Problem to solve: Lay out as a numbered list the entries beginning with the line containing "localize 33 of" and running through the line containing "y-tick-label: 1500: [10, 147, 34, 159]", skipping blank lines. Leave the pictures out of the answer.

Recorded information:
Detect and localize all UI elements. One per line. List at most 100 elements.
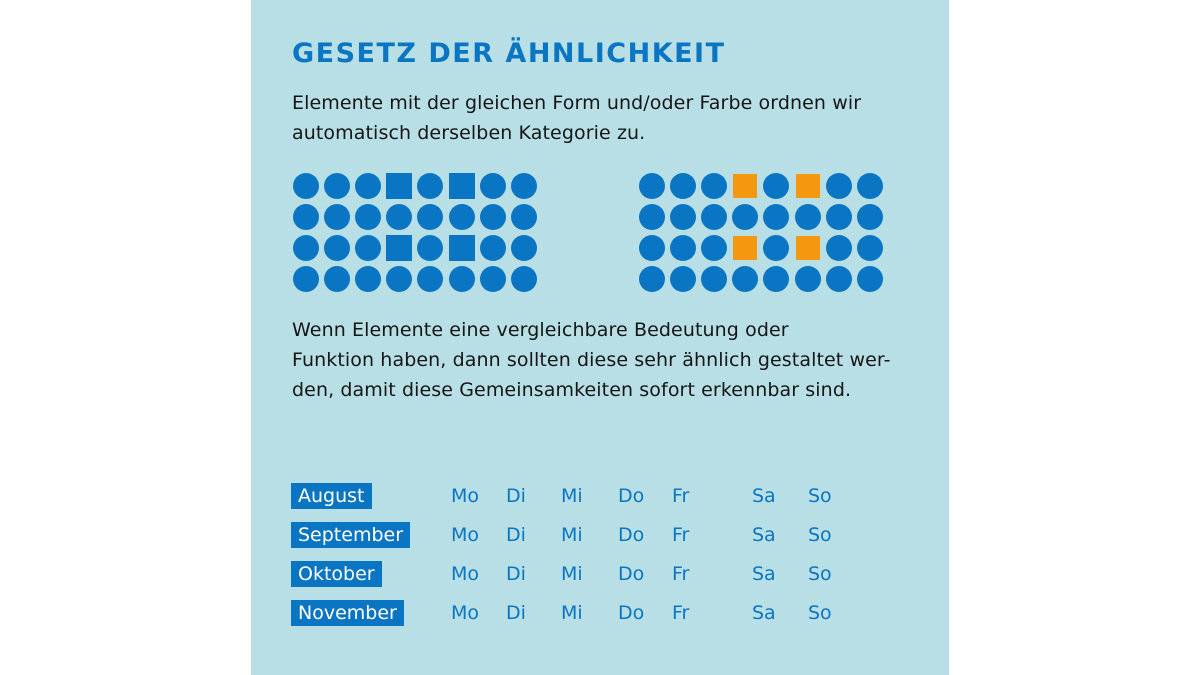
--
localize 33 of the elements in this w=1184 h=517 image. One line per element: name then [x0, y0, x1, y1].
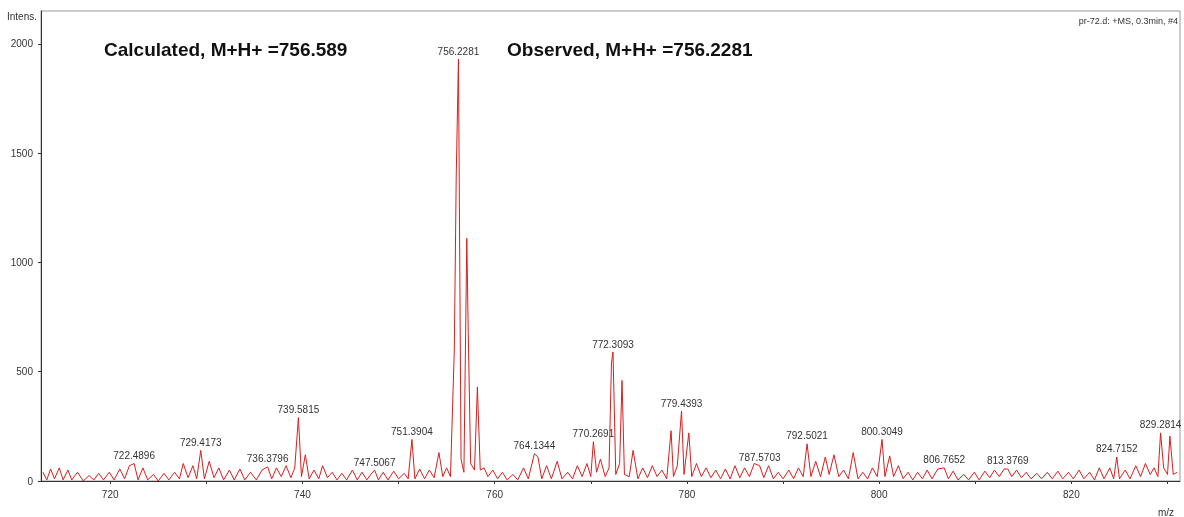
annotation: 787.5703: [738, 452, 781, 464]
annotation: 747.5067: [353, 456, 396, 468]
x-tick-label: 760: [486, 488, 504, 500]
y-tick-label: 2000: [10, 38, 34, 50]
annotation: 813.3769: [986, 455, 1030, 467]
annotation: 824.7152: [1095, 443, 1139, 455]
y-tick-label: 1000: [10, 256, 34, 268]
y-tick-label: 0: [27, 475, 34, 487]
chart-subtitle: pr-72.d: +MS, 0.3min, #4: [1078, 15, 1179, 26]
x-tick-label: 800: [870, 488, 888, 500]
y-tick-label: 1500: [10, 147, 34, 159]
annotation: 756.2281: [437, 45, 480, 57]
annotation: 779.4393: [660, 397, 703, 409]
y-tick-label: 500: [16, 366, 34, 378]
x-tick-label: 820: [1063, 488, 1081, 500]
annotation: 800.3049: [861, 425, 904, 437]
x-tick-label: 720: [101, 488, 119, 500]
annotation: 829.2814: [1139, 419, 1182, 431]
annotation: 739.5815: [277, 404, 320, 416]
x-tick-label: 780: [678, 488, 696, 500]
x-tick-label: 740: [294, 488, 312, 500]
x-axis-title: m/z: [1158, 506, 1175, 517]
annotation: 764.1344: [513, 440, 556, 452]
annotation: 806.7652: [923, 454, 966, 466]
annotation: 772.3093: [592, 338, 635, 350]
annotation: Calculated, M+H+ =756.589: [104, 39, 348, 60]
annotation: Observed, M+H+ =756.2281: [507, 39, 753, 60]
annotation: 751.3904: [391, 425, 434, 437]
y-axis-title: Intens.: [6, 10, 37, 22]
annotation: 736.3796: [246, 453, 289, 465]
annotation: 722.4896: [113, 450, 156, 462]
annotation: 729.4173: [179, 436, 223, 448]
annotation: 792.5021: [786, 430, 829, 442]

Correct response:
1. localize 33 of the elements in this w=1184 h=517 image. One line per element: name then [x0, y0, x1, y1].
2. annotation: 787.5703: [738, 452, 781, 464]
3. annotation: 747.5067: [353, 456, 396, 468]
4. x-tick-label: 760: [486, 488, 504, 500]
5. y-tick-label: 2000: [10, 38, 34, 50]
6. annotation: 813.3769: [986, 455, 1030, 467]
7. annotation: 824.7152: [1095, 443, 1139, 455]
8. y-tick-label: 1000: [10, 256, 34, 268]
9. y-tick-label: 0: [27, 475, 34, 487]
10. chart-subtitle: pr-72.d: +MS, 0.3min, #4: [1078, 15, 1179, 26]
11. x-tick-label: 800: [870, 488, 888, 500]
12. y-tick-label: 1500: [10, 147, 34, 159]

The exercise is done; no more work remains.